## start The input

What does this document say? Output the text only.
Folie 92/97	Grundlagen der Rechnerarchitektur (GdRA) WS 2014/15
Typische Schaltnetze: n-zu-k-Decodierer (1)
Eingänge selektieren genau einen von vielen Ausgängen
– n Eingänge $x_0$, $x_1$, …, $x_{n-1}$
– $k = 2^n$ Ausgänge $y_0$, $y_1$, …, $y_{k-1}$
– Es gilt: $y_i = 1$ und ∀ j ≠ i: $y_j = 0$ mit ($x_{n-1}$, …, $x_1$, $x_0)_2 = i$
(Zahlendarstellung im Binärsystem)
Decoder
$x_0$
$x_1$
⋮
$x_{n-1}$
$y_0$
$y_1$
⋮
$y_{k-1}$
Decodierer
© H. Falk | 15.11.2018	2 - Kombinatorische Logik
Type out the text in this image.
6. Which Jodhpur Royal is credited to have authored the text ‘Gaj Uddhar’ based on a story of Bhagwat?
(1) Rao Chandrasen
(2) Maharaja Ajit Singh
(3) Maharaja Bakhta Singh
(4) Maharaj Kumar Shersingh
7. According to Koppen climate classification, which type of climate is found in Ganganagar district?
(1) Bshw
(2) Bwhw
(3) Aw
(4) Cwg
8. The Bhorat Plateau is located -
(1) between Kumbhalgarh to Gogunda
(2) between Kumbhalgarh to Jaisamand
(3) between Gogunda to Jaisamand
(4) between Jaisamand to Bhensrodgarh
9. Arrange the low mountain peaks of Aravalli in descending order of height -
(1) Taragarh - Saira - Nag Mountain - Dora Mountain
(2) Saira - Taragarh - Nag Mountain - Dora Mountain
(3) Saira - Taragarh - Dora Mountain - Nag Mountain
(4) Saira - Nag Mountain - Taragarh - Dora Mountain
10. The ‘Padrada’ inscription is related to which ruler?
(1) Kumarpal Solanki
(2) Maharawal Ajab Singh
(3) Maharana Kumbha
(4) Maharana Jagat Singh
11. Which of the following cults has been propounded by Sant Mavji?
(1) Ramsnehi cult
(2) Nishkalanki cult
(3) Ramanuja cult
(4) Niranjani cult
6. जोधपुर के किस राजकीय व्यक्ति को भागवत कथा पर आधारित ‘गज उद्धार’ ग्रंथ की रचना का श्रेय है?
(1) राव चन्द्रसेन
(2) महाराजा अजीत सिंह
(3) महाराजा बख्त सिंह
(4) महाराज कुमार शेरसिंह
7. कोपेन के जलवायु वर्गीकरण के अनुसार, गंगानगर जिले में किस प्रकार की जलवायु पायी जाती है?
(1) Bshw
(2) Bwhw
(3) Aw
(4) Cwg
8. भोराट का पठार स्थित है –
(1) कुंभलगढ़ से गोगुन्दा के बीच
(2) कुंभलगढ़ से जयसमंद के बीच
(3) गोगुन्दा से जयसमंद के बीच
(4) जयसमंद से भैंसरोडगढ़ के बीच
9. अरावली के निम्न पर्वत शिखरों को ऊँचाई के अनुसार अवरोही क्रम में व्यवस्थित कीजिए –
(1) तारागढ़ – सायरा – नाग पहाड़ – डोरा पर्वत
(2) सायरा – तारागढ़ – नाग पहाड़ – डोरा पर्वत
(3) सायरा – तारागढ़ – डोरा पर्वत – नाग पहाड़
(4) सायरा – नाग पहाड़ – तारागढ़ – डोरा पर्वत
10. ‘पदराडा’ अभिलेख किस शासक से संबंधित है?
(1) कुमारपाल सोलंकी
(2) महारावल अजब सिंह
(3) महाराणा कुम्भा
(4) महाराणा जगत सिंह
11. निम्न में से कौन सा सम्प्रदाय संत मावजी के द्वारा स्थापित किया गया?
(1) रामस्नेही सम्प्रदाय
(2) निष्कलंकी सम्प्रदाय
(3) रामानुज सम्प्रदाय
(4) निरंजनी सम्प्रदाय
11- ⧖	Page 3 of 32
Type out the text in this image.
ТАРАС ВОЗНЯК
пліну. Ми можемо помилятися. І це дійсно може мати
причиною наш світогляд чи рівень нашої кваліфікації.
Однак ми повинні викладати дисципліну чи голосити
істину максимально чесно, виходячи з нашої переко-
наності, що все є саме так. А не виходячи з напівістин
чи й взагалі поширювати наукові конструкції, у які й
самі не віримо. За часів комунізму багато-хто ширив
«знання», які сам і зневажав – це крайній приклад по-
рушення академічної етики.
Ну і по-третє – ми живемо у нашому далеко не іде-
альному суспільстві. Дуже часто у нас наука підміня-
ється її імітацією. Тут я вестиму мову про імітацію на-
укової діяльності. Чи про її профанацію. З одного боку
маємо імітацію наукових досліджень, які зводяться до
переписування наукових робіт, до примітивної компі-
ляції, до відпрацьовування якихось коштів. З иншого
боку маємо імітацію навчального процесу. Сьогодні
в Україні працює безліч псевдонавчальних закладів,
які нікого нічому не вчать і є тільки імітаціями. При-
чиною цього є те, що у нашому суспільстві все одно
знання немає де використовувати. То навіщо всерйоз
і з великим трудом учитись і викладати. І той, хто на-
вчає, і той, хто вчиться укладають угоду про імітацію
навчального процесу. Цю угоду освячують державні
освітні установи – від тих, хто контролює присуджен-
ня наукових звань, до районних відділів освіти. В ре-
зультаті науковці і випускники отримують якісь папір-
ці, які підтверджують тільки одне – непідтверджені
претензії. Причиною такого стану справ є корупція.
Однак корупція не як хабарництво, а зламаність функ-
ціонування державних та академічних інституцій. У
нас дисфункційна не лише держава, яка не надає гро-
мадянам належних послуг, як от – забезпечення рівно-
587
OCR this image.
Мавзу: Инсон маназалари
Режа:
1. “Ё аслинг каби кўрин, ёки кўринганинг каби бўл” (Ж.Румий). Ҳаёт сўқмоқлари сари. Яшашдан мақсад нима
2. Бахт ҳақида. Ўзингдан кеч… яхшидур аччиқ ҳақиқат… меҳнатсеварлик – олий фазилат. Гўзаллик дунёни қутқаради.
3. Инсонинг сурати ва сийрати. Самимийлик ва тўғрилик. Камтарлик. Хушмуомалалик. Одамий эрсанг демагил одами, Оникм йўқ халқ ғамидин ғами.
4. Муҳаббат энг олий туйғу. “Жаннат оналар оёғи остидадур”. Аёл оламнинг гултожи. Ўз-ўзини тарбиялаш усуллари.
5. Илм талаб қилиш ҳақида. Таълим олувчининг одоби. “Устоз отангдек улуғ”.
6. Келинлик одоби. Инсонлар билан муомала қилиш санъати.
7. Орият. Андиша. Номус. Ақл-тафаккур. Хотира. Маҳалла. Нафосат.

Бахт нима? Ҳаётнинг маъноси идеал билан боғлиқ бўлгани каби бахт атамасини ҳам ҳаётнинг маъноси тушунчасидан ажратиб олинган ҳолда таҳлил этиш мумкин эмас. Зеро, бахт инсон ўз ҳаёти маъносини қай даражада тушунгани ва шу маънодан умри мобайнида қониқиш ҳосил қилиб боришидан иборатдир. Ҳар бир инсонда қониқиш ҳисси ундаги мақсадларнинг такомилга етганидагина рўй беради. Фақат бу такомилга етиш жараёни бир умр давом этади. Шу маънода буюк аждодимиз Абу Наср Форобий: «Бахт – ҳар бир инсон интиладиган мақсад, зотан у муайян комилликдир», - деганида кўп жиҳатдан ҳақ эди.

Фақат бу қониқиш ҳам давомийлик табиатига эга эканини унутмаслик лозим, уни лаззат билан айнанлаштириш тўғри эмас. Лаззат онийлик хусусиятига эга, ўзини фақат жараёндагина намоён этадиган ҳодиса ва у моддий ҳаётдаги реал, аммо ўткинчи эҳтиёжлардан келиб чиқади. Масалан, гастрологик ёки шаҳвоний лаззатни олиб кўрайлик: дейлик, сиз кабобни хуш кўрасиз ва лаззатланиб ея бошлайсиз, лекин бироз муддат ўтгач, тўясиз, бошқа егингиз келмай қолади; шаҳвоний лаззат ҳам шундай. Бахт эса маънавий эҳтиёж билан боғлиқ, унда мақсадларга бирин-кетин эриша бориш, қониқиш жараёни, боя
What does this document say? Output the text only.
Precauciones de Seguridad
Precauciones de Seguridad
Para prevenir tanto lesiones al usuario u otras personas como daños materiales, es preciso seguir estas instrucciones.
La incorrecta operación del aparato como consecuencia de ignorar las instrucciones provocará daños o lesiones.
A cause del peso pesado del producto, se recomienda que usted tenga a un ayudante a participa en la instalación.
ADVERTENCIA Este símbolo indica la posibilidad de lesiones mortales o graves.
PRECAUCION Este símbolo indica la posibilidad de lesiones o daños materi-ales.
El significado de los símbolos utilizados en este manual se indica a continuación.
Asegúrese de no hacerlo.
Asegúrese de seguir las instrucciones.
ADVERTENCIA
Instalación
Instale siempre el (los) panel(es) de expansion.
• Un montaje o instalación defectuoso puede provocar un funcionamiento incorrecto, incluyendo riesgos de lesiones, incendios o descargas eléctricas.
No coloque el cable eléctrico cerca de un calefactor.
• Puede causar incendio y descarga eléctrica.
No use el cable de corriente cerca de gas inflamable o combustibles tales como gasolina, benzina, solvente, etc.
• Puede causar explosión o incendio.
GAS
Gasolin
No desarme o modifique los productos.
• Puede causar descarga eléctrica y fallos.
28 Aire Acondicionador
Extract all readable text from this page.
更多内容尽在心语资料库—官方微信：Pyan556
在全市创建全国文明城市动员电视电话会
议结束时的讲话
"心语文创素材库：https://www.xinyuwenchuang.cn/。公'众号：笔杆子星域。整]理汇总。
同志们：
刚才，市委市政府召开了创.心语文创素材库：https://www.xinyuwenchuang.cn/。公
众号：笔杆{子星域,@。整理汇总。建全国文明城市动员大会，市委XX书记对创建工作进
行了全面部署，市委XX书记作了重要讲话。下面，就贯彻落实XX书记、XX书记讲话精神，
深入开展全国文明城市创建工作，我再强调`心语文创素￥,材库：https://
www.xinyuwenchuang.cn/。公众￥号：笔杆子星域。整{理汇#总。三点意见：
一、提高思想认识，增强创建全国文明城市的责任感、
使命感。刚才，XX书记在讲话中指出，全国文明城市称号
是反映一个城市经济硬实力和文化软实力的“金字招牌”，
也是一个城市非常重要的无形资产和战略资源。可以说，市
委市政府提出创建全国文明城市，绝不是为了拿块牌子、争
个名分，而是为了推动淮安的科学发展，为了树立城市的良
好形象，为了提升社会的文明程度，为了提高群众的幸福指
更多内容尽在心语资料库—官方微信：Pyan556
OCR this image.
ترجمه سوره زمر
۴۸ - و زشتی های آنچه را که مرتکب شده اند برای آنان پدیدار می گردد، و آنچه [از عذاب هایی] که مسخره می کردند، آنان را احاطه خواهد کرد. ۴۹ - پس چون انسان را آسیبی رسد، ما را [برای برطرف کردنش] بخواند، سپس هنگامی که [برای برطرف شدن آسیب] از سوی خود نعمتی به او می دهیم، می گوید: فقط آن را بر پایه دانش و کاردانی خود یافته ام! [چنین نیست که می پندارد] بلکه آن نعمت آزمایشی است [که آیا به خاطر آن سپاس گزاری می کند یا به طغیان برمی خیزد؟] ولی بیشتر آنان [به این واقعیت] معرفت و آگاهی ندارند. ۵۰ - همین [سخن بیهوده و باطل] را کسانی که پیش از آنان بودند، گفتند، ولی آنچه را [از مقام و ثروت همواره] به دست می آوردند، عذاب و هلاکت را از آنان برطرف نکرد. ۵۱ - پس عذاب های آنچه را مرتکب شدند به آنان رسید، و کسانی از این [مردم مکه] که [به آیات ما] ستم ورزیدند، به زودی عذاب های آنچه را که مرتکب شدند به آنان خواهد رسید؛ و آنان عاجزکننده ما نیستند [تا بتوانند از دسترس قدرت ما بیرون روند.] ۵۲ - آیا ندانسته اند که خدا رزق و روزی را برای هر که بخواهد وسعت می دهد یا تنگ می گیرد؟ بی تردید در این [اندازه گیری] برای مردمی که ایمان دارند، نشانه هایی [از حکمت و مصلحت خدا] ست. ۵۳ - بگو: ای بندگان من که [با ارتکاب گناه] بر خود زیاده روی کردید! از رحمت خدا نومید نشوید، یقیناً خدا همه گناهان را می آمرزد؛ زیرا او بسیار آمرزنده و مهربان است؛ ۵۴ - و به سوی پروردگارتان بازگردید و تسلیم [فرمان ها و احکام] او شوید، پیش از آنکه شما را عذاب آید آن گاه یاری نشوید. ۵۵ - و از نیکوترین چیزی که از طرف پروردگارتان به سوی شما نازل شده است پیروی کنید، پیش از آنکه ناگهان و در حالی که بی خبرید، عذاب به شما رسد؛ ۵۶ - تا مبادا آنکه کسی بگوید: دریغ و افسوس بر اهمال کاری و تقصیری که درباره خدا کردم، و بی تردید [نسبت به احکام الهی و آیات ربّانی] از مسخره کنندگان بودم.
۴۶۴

## end The input

=== Exercise directions ===
Track down the lines that include the word "суспільстві" and copy them.

=== Output of the exercise ===
альному суспільстві. Дуже часто у нас наука підміня-
чиною цього є те, що у нашому суспільстві все одно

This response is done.